Reproduce the entries verbatim, starting with the first line and continuing up to and including the line that contains "tick-mark: [250, 85, 251, 99]".

→ Available data
:::
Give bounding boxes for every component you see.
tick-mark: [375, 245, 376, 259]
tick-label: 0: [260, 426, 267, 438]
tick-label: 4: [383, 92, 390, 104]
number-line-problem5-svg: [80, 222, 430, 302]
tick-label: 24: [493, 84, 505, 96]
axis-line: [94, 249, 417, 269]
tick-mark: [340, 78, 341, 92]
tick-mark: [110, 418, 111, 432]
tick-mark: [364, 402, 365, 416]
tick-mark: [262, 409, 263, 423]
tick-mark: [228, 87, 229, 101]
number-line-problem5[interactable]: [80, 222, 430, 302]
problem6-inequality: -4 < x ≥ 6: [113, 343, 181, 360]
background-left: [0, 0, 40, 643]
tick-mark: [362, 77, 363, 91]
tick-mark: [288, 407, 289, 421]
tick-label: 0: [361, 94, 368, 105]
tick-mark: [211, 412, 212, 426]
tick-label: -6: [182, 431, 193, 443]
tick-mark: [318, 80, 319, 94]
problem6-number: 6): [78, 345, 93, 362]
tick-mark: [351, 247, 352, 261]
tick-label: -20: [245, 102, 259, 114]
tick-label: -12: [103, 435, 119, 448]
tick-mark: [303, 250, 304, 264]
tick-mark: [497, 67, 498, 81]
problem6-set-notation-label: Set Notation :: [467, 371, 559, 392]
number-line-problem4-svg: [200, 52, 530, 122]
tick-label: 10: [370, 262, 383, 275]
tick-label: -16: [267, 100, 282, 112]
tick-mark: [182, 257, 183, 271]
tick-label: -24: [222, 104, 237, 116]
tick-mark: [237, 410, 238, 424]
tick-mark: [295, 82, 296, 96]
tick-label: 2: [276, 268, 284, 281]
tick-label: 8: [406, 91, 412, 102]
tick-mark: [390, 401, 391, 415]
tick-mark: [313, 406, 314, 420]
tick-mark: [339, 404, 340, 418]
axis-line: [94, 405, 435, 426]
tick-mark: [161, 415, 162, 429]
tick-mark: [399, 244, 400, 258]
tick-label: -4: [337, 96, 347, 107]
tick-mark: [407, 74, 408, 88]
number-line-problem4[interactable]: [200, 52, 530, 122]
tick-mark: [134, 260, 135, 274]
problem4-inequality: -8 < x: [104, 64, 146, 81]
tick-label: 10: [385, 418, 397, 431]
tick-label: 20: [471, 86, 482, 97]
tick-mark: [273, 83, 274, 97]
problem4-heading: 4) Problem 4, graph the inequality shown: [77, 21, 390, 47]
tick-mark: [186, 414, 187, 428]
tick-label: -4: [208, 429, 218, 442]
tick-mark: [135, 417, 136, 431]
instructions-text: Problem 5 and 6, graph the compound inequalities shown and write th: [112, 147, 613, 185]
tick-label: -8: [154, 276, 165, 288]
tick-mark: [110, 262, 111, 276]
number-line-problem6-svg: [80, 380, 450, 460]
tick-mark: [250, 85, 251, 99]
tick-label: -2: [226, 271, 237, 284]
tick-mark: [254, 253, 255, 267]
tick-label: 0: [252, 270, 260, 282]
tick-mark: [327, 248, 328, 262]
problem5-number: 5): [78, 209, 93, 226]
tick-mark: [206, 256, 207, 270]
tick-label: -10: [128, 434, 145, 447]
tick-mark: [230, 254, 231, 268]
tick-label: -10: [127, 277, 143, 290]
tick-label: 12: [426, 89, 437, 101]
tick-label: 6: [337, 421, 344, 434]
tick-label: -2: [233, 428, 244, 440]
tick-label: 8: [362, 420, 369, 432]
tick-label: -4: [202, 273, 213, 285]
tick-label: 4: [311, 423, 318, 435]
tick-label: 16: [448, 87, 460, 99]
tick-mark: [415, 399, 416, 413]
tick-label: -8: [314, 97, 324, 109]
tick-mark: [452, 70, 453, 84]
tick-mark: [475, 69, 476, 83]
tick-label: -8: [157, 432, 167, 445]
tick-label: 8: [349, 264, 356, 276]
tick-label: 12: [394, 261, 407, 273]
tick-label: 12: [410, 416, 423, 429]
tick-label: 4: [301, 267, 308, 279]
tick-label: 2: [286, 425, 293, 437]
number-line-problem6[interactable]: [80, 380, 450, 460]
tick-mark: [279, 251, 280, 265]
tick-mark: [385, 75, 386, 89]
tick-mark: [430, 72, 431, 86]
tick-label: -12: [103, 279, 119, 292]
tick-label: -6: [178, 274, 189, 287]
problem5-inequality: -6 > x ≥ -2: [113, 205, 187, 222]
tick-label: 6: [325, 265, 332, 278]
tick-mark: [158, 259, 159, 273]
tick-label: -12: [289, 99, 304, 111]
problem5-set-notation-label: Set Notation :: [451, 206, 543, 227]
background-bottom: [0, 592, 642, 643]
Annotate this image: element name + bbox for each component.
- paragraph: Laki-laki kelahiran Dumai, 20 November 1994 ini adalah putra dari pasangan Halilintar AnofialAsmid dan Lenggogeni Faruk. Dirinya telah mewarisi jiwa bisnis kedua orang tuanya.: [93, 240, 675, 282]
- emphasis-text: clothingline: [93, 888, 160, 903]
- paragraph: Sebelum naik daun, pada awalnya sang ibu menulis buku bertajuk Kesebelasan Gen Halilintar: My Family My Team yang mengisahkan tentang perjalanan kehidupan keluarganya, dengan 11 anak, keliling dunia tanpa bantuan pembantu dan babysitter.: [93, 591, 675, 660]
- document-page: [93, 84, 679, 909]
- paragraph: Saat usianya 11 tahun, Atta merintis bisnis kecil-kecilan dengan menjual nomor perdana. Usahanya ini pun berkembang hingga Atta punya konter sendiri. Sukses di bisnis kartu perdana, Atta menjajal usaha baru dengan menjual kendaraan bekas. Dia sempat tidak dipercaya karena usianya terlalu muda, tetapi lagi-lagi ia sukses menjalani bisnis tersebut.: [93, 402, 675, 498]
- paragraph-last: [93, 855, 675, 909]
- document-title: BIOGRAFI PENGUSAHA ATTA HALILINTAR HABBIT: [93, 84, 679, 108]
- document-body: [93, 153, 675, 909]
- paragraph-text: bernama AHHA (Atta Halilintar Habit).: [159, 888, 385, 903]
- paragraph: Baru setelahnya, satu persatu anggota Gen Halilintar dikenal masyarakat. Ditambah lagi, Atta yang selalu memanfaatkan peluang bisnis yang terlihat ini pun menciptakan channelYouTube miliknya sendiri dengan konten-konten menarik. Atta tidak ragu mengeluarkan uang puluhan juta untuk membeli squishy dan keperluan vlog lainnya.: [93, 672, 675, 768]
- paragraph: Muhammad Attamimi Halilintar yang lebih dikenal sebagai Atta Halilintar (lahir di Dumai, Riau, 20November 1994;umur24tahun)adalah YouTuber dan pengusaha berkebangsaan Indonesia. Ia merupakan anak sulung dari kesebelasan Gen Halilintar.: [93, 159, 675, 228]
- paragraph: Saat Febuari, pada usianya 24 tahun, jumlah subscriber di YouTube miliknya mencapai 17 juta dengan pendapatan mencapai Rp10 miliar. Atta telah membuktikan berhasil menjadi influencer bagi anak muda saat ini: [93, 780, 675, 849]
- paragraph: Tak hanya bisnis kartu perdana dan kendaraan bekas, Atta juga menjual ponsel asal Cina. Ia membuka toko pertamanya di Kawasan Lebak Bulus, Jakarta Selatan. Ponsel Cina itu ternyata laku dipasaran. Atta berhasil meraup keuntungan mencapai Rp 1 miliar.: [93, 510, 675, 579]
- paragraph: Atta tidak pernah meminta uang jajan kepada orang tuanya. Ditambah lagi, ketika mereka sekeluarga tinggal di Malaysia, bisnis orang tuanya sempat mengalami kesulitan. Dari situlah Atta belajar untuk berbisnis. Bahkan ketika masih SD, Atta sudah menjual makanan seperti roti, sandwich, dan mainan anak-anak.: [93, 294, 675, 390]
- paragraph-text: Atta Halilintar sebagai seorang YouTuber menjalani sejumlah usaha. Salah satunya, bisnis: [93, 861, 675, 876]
:::
→ The solution
Give bounding boxes for every component you see.
tick-mark: [375, 245, 376, 259]
tick-label: 0: [260, 426, 267, 438]
tick-label: 4: [383, 92, 390, 104]
number-line-problem5-svg: [80, 222, 430, 302]
tick-label: 24: [493, 84, 505, 96]
axis-line: [94, 249, 417, 269]
tick-mark: [340, 78, 341, 92]
tick-mark: [110, 418, 111, 432]
tick-mark: [364, 402, 365, 416]
tick-mark: [262, 409, 263, 423]
tick-mark: [228, 87, 229, 101]
number-line-problem5[interactable]: [80, 222, 430, 302]
problem6-inequality: -4 < x ≥ 6: [113, 343, 181, 360]
background-left: [0, 0, 40, 643]
tick-mark: [362, 77, 363, 91]
tick-mark: [288, 407, 289, 421]
tick-label: 0: [361, 94, 368, 105]
tick-mark: [211, 412, 212, 426]
tick-label: -6: [182, 431, 193, 443]
tick-mark: [318, 80, 319, 94]
problem6-number: 6): [78, 345, 93, 362]
tick-mark: [351, 247, 352, 261]
tick-label: -20: [245, 102, 259, 114]
tick-label: -12: [103, 435, 119, 448]
tick-mark: [303, 250, 304, 264]
tick-mark: [497, 67, 498, 81]
problem6-set-notation-label: Set Notation :: [467, 371, 559, 392]
number-line-problem4-svg: [200, 52, 530, 122]
tick-label: 10: [370, 262, 383, 275]
tick-label: -16: [267, 100, 282, 112]
tick-mark: [182, 257, 183, 271]
tick-label: -24: [222, 104, 237, 116]
tick-mark: [237, 410, 238, 424]
tick-mark: [295, 82, 296, 96]
tick-label: 2: [276, 268, 284, 281]
tick-label: 8: [406, 91, 412, 102]
tick-mark: [390, 401, 391, 415]
tick-mark: [313, 406, 314, 420]
tick-mark: [339, 404, 340, 418]
axis-line: [94, 405, 435, 426]
tick-mark: [161, 415, 162, 429]
tick-mark: [399, 244, 400, 258]
tick-label: -4: [337, 96, 347, 107]
tick-mark: [407, 74, 408, 88]
number-line-problem4[interactable]: [200, 52, 530, 122]
tick-mark: [134, 260, 135, 274]
problem4-inequality: -8 < x: [104, 64, 146, 81]
tick-label: 10: [385, 418, 397, 431]
tick-label: 20: [471, 86, 482, 97]
tick-mark: [273, 83, 274, 97]
problem4-heading: 4) Problem 4, graph the inequality shown: [77, 21, 390, 47]
tick-mark: [186, 414, 187, 428]
tick-label: -4: [208, 429, 218, 442]
tick-mark: [135, 417, 136, 431]
instructions-text: Problem 5 and 6, graph the compound inequalities shown and write th: [112, 147, 613, 185]
tick-label: -8: [154, 276, 165, 288]
tick-mark: [110, 262, 111, 276]
number-line-problem6-svg: [80, 380, 450, 460]
tick-mark: [250, 85, 251, 99]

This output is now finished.